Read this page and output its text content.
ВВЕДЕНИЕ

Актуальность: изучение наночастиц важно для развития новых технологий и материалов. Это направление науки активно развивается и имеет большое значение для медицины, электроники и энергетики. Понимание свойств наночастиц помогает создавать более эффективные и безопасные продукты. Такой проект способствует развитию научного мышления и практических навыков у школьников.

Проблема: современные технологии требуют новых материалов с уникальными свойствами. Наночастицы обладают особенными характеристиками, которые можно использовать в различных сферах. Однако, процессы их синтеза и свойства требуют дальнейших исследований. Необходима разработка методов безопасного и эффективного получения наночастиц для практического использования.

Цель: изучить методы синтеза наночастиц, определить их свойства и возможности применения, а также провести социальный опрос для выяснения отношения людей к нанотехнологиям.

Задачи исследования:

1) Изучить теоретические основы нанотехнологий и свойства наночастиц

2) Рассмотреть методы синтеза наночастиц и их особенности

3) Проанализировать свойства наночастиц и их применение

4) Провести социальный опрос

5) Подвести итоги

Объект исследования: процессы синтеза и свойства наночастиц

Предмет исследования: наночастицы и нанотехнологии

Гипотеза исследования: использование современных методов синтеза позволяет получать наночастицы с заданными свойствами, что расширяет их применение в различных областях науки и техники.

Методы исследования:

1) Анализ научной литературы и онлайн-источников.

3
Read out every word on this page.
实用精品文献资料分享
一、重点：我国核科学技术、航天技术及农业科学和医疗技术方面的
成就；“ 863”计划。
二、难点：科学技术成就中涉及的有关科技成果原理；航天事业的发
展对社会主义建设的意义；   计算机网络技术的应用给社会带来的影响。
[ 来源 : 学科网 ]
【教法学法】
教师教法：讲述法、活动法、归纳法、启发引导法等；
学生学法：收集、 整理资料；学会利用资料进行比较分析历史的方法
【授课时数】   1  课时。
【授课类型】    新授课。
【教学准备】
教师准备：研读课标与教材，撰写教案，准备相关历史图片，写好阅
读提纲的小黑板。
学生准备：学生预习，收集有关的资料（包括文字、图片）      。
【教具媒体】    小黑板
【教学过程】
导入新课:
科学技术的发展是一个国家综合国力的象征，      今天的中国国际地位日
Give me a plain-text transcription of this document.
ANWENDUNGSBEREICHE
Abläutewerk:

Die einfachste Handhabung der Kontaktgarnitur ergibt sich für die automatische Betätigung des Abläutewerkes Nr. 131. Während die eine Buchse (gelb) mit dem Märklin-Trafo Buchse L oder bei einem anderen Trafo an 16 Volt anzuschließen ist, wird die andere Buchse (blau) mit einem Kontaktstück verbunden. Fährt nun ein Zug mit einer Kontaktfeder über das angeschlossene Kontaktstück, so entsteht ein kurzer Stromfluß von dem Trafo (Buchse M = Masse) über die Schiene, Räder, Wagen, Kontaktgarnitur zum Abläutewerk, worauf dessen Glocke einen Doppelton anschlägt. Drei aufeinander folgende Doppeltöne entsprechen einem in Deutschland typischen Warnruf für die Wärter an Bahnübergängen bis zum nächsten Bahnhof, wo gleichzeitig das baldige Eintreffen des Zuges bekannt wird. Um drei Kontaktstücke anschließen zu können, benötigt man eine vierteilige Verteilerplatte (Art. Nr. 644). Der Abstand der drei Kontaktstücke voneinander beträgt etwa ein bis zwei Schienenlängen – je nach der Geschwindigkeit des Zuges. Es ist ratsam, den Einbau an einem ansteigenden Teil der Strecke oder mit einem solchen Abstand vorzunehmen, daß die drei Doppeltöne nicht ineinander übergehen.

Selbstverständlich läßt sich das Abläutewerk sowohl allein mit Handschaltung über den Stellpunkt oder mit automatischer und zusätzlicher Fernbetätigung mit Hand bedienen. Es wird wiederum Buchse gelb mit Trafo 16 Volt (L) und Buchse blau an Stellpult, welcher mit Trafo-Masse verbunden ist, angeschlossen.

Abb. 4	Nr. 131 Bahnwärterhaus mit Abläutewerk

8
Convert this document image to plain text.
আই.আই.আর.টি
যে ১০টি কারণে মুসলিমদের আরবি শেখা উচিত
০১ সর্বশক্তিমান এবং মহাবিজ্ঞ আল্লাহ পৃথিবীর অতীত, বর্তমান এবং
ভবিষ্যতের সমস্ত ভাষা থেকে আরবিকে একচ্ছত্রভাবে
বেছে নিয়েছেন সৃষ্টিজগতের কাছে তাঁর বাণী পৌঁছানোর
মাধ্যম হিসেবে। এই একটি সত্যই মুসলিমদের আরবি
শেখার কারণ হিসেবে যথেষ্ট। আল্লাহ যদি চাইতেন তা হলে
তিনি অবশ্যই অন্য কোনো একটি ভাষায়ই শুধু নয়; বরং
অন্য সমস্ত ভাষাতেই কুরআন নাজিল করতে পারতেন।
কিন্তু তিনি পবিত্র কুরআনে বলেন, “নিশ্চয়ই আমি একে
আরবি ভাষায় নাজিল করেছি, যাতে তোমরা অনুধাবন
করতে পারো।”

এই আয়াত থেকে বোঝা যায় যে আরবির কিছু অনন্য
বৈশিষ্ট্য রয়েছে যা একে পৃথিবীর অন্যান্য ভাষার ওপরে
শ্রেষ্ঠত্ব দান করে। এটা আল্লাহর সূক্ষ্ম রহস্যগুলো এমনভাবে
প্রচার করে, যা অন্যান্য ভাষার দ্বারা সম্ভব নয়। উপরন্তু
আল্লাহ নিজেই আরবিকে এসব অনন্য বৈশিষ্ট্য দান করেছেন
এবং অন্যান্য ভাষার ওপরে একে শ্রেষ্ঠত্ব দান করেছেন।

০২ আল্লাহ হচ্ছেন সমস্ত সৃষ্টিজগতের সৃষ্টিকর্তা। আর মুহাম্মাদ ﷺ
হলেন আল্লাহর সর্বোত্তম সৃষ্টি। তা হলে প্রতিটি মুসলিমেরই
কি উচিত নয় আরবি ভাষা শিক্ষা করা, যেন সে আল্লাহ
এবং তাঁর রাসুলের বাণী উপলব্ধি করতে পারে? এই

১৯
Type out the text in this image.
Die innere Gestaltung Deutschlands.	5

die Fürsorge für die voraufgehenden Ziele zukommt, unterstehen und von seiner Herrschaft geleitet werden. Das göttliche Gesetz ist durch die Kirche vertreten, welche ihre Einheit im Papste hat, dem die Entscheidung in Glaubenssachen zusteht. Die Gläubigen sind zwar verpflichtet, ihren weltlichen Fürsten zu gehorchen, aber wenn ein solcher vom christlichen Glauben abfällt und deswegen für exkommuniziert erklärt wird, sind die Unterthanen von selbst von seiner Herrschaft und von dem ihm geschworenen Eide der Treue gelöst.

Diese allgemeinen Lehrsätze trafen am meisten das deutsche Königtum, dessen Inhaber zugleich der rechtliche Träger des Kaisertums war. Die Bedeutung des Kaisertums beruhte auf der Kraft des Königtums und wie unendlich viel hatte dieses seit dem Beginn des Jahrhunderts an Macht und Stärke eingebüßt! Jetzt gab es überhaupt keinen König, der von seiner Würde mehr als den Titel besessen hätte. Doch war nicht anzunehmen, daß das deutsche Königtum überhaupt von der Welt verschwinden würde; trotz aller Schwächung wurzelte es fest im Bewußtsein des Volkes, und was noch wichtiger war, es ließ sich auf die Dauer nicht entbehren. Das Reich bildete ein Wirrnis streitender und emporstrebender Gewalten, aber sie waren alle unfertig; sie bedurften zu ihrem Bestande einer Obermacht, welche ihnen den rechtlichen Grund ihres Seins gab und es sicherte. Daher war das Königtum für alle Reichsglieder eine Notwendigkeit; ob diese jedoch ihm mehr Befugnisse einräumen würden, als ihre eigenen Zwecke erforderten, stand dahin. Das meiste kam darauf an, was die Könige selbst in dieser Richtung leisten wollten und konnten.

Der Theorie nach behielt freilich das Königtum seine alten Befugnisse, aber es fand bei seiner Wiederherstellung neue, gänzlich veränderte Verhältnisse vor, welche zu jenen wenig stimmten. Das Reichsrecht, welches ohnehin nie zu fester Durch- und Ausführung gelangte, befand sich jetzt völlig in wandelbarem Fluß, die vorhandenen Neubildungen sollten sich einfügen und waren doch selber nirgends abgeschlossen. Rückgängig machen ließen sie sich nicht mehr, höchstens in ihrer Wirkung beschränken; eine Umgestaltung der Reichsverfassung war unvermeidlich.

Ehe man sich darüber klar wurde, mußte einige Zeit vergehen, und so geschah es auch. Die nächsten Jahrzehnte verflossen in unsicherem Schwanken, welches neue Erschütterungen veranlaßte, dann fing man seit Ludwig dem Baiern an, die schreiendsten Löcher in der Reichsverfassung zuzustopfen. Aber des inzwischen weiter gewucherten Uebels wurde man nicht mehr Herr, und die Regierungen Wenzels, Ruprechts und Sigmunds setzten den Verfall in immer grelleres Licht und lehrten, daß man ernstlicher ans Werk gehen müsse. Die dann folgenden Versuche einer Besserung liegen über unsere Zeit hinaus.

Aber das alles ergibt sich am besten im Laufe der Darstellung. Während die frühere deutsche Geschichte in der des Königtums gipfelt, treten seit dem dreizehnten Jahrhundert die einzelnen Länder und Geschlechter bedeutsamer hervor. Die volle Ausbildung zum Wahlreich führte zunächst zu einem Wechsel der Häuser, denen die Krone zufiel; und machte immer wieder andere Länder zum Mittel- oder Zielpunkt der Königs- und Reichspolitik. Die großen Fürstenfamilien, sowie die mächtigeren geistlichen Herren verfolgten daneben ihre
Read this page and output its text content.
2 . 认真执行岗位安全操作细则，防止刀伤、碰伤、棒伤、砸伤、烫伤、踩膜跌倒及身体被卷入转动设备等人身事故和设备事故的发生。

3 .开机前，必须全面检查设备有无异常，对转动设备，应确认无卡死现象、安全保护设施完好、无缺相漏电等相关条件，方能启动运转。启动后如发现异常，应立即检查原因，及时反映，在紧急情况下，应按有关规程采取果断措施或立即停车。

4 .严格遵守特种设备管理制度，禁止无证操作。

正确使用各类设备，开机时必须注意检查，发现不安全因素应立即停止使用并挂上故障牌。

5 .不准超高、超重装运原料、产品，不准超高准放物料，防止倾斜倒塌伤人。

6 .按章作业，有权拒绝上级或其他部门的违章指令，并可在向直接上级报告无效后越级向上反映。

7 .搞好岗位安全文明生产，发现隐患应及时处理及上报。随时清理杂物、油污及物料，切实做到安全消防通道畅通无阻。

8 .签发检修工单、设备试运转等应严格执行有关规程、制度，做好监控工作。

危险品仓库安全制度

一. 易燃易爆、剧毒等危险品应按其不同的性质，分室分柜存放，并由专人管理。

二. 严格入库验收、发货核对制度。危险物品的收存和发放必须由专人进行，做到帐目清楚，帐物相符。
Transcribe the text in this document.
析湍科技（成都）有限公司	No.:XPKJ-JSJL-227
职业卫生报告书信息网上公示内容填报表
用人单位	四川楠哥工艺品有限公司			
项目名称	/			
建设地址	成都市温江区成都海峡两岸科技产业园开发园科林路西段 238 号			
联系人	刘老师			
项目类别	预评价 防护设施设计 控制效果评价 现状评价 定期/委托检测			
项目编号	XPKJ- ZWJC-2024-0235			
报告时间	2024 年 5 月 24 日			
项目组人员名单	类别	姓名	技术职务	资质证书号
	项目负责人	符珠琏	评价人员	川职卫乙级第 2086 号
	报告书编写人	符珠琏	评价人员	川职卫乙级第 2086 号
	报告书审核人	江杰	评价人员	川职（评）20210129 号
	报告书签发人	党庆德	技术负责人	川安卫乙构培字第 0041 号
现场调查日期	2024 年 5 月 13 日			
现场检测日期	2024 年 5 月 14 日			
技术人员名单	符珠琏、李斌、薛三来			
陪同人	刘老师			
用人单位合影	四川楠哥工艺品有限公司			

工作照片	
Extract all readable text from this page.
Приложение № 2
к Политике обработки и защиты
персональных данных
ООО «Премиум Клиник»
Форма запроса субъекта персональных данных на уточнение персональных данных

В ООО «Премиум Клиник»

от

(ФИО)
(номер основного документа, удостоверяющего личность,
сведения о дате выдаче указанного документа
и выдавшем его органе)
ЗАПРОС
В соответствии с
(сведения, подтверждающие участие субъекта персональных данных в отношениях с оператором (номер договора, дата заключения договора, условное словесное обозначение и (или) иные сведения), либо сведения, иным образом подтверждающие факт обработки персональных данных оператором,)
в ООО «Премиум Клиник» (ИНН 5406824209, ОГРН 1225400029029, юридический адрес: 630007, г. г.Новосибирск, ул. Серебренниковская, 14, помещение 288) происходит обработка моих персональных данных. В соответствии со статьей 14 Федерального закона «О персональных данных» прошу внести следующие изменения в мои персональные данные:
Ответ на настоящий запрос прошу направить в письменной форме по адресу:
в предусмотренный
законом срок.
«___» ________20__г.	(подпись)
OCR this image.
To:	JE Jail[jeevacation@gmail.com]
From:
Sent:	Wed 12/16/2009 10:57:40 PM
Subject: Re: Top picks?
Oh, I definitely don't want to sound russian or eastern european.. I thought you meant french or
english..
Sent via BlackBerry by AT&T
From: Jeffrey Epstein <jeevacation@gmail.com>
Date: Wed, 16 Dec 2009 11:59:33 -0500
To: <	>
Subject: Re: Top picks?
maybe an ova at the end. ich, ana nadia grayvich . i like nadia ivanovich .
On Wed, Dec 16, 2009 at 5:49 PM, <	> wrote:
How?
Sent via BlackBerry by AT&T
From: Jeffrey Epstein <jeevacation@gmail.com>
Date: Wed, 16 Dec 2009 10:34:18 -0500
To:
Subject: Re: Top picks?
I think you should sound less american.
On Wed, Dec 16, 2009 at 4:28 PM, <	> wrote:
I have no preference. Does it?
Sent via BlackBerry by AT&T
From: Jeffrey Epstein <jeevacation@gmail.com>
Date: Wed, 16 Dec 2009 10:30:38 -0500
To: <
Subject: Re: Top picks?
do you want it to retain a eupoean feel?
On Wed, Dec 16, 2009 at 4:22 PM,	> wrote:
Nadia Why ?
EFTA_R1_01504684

######

Exercise description →
Find how many lines in the material hold the word "применение" and state that number alone.

Written answer →
2